===== SOURCE RECORDS
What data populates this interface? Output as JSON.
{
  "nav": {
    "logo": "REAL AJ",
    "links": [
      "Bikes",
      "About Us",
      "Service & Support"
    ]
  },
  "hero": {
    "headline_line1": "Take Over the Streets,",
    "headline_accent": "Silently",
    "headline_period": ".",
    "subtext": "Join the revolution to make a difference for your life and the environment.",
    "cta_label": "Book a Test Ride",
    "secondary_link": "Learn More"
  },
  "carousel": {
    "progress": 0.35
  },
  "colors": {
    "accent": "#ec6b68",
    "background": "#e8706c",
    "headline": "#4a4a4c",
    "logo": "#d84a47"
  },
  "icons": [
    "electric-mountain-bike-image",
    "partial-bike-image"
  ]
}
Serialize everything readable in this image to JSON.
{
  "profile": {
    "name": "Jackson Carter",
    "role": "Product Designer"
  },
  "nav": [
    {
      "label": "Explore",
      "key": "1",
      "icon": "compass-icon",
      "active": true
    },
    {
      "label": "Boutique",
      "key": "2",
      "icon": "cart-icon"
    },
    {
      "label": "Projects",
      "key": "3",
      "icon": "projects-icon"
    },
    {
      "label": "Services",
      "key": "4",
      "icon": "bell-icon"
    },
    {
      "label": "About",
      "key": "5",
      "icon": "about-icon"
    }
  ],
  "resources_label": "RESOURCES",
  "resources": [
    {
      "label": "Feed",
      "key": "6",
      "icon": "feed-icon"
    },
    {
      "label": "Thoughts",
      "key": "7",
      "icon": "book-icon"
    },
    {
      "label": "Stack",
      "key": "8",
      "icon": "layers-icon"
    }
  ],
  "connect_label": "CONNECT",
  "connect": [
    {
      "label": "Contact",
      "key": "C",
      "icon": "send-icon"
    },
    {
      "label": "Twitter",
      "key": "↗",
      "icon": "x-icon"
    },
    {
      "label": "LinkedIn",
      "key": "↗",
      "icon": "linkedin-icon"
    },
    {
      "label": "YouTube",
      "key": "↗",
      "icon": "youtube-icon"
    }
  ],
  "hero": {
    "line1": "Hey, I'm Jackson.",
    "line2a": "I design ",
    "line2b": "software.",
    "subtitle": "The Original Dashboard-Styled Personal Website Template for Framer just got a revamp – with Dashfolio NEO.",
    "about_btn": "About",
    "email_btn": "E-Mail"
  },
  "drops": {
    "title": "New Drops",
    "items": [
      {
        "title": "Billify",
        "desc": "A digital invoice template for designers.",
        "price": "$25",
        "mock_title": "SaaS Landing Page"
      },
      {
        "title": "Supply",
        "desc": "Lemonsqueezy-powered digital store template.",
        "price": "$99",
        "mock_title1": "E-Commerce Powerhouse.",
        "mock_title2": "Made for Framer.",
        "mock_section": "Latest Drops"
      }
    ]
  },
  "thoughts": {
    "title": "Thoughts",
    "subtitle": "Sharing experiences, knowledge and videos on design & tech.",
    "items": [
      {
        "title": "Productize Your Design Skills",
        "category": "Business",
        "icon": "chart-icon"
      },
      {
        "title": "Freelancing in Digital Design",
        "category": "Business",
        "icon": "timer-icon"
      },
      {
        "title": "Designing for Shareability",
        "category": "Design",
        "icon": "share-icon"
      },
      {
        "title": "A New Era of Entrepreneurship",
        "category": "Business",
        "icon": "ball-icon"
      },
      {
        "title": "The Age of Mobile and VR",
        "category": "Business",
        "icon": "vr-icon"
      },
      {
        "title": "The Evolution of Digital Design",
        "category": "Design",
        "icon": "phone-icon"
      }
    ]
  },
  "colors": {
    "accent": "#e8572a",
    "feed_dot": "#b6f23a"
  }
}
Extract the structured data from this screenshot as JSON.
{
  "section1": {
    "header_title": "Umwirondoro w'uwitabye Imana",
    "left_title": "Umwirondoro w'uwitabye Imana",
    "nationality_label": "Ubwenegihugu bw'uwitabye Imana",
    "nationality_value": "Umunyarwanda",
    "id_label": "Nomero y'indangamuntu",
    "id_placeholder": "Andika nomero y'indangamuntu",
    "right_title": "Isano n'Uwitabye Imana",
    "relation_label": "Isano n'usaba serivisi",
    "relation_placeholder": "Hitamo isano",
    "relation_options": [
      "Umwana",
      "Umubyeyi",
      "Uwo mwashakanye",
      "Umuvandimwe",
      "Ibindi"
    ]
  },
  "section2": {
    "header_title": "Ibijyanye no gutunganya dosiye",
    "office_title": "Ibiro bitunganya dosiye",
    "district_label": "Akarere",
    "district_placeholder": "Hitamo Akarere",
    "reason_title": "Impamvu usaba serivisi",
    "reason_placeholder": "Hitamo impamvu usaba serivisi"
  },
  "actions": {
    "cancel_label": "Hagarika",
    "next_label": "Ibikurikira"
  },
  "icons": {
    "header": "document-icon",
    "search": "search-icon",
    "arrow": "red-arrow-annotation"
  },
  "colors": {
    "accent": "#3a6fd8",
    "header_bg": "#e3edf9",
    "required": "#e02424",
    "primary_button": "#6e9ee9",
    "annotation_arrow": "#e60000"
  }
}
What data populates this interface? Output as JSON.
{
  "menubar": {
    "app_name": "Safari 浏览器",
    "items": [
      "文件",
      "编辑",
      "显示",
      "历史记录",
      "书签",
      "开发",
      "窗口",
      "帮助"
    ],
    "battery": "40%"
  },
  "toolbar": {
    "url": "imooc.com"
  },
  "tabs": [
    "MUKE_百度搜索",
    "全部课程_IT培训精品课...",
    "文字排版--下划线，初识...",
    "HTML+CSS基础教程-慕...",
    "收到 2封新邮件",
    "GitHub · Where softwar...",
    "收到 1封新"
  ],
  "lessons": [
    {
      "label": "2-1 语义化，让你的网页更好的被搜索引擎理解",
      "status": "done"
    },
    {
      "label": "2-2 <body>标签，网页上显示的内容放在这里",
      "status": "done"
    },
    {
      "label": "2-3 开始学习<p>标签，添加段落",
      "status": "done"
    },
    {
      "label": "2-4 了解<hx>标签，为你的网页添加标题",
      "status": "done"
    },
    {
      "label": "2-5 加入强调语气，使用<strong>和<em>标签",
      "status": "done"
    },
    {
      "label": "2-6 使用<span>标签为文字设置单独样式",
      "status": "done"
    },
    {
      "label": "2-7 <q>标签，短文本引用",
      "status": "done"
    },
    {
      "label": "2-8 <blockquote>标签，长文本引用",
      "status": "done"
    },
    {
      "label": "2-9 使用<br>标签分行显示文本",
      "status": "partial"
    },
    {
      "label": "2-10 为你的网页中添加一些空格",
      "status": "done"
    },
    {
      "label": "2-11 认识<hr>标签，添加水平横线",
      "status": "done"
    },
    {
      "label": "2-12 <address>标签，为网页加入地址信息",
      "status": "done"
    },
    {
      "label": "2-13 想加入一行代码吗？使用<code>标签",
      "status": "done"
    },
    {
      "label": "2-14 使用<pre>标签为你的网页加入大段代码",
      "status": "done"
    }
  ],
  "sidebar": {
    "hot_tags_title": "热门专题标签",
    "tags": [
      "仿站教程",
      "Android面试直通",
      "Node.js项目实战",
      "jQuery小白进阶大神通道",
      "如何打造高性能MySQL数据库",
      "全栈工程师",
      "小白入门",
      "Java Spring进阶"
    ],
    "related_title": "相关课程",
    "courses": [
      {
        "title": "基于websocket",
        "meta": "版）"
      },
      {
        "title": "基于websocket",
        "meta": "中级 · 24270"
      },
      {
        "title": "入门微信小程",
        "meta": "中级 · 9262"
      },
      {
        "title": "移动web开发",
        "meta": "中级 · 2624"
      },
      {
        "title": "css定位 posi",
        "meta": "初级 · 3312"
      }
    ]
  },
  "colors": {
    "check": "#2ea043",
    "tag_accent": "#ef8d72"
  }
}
==========
Restate each of the entries above verbatim.

What data populates this interface? Output as JSON.
{
  "nav": {
    "logo": "REAL AJ",
    "links": [
      "Bikes",
      "About Us",
      "Service & Support"
    ]
  },
  "hero": {
    "headline_line1": "Take Over the Streets,",
    "headline_accent": "Silently",
    "headline_period": ".",
    "subtext": "Join the revolution to make a difference for your life and the environment.",
    "cta_label": "Book a Test Ride",
    "secondary_link": "Learn More"
  },
  "carousel": {
    "progress": 0.35
  },
  "colors": {
    "accent": "#ec6b68",
    "background": "#e8706c",
    "headline": "#4a4a4c",
    "logo": "#d84a47"
  },
  "icons": [
    "electric-mountain-bike-image",
    "partial-bike-image"
  ]
}
Serialize everything readable in this image to JSON.
{
  "profile": {
    "name": "Jackson Carter",
    "role": "Product Designer"
  },
  "nav": [
    {
      "label": "Explore",
      "key": "1",
      "icon": "compass-icon",
      "active": true
    },
    {
      "label": "Boutique",
      "key": "2",
      "icon": "cart-icon"
    },
    {
      "label": "Projects",
      "key": "3",
      "icon": "projects-icon"
    },
    {
      "label": "Services",
      "key": "4",
      "icon": "bell-icon"
    },
    {
      "label": "About",
      "key": "5",
      "icon": "about-icon"
    }
  ],
  "resources_label": "RESOURCES",
  "resources": [
    {
      "label": "Feed",
      "key": "6",
      "icon": "feed-icon"
    },
    {
      "label": "Thoughts",
      "key": "7",
      "icon": "book-icon"
    },
    {
      "label": "Stack",
      "key": "8",
      "icon": "layers-icon"
    }
  ],
  "connect_label": "CONNECT",
  "connect": [
    {
      "label": "Contact",
      "key": "C",
      "icon": "send-icon"
    },
    {
      "label": "Twitter",
      "key": "↗",
      "icon": "x-icon"
    },
    {
      "label": "LinkedIn",
      "key": "↗",
      "icon": "linkedin-icon"
    },
    {
      "label": "YouTube",
      "key": "↗",
      "icon": "youtube-icon"
    }
  ],
  "hero": {
    "line1": "Hey, I'm Jackson.",
    "line2a": "I design ",
    "line2b": "software.",
    "subtitle": "The Original Dashboard-Styled Personal Website Template for Framer just got a revamp – with Dashfolio NEO.",
    "about_btn": "About",
    "email_btn": "E-Mail"
  },
  "drops": {
    "title": "New Drops",
    "items": [
      {
        "title": "Billify",
        "desc": "A digital invoice template for designers.",
        "price": "$25",
        "mock_title": "SaaS Landing Page"
      },
      {
        "title": "Supply",
        "desc": "Lemonsqueezy-powered digital store template.",
        "price": "$99",
        "mock_title1": "E-Commerce Powerhouse.",
        "mock_title2": "Made for Framer.",
        "mock_section": "Latest Drops"
      }
    ]
  },
  "thoughts": {
    "title": "Thoughts",
    "subtitle": "Sharing experiences, knowledge and videos on design & tech.",
    "items": [
      {
        "title": "Productize Your Design Skills",
        "category": "Business",
        "icon": "chart-icon"
      },
      {
        "title": "Freelancing in Digital Design",
        "category": "Business",
        "icon": "timer-icon"
      },
      {
        "title": "Designing for Shareability",
        "category": "Design",
        "icon": "share-icon"
      },
      {
        "title": "A New Era of Entrepreneurship",
        "category": "Business",
        "icon": "ball-icon"
      },
      {
        "title": "The Age of Mobile and VR",
        "category": "Business",
        "icon": "vr-icon"
      },
      {
        "title": "The Evolution of Digital Design",
        "category": "Design",
        "icon": "phone-icon"
      }
    ]
  },
  "colors": {
    "accent": "#e8572a",
    "feed_dot": "#b6f23a"
  }
}
Extract the structured data from this screenshot as JSON.
{
  "section1": {
    "header_title": "Umwirondoro w'uwitabye Imana",
    "left_title": "Umwirondoro w'uwitabye Imana",
    "nationality_label": "Ubwenegihugu bw'uwitabye Imana",
    "nationality_value": "Umunyarwanda",
    "id_label": "Nomero y'indangamuntu",
    "id_placeholder": "Andika nomero y'indangamuntu",
    "right_title": "Isano n'Uwitabye Imana",
    "relation_label": "Isano n'usaba serivisi",
    "relation_placeholder": "Hitamo isano",
    "relation_options": [
      "Umwana",
      "Umubyeyi",
      "Uwo mwashakanye",
      "Umuvandimwe",
      "Ibindi"
    ]
  },
  "section2": {
    "header_title": "Ibijyanye no gutunganya dosiye",
    "office_title": "Ibiro bitunganya dosiye",
    "district_label": "Akarere",
    "district_placeholder": "Hitamo Akarere",
    "reason_title": "Impamvu usaba serivisi",
    "reason_placeholder": "Hitamo impamvu usaba serivisi"
  },
  "actions": {
    "cancel_label": "Hagarika",
    "next_label": "Ibikurikira"
  },
  "icons": {
    "header": "document-icon",
    "search": "search-icon",
    "arrow": "red-arrow-annotation"
  },
  "colors": {
    "accent": "#3a6fd8",
    "header_bg": "#e3edf9",
    "required": "#e02424",
    "primary_button": "#6e9ee9",
    "annotation_arrow": "#e60000"
  }
}
What data populates this interface? Output as JSON.
{
  "menubar": {
    "app_name": "Safari 浏览器",
    "items": [
      "文件",
      "编辑",
      "显示",
      "历史记录",
      "书签",
      "开发",
      "窗口",
      "帮助"
    ],
    "battery": "40%"
  },
  "toolbar": {
    "url": "imooc.com"
  },
  "tabs": [
    "MUKE_百度搜索",
    "全部课程_IT培训精品课...",
    "文字排版--下划线，初识...",
    "HTML+CSS基础教程-慕...",
    "收到 2封新邮件",
    "GitHub · Where softwar...",
    "收到 1封新"
  ],
  "lessons": [
    {
      "label": "2-1 语义化，让你的网页更好的被搜索引擎理解",
      "status": "done"
    },
    {
      "label": "2-2 <body>标签，网页上显示的内容放在这里",
      "status": "done"
    },
    {
      "label": "2-3 开始学习<p>标签，添加段落",
      "status": "done"
    },
    {
      "label": "2-4 了解<hx>标签，为你的网页添加标题",
      "status": "done"
    },
    {
      "label": "2-5 加入强调语气，使用<strong>和<em>标签",
      "status": "done"
    },
    {
      "label": "2-6 使用<span>标签为文字设置单独样式",
      "status": "done"
    },
    {
      "label": "2-7 <q>标签，短文本引用",
      "status": "done"
    },
    {
      "label": "2-8 <blockquote>标签，长文本引用",
      "status": "done"
    },
    {
      "label": "2-9 使用<br>标签分行显示文本",
      "status": "partial"
    },
    {
      "label": "2-10 为你的网页中添加一些空格",
      "status": "done"
    },
    {
      "label": "2-11 认识<hr>标签，添加水平横线",
      "status": "done"
    },
    {
      "label": "2-12 <address>标签，为网页加入地址信息",
      "status": "done"
    },
    {
      "label": "2-13 想加入一行代码吗？使用<code>标签",
      "status": "done"
    },
    {
      "label": "2-14 使用<pre>标签为你的网页加入大段代码",
      "status": "done"
    }
  ],
  "sidebar": {
    "hot_tags_title": "热门专题标签",
    "tags": [
      "仿站教程",
      "Android面试直通",
      "Node.js项目实战",
      "jQuery小白进阶大神通道",
      "如何打造高性能MySQL数据库",
      "全栈工程师",
      "小白入门",
      "Java Spring进阶"
    ],
    "related_title": "相关课程",
    "courses": [
      {
        "title": "基于websocket",
        "meta": "版）"
      },
      {
        "title": "基于websocket",
        "meta": "中级 · 24270"
      },
      {
        "title": "入门微信小程",
        "meta": "中级 · 9262"
      },
      {
        "title": "移动web开发",
        "meta": "中级 · 2624"
      },
      {
        "title": "css定位 posi",
        "meta": "初级 · 3312"
      }
    ]
  },
  "colors": {
    "check": "#2ea043",
    "tag_accent": "#ef8d72"
  }
}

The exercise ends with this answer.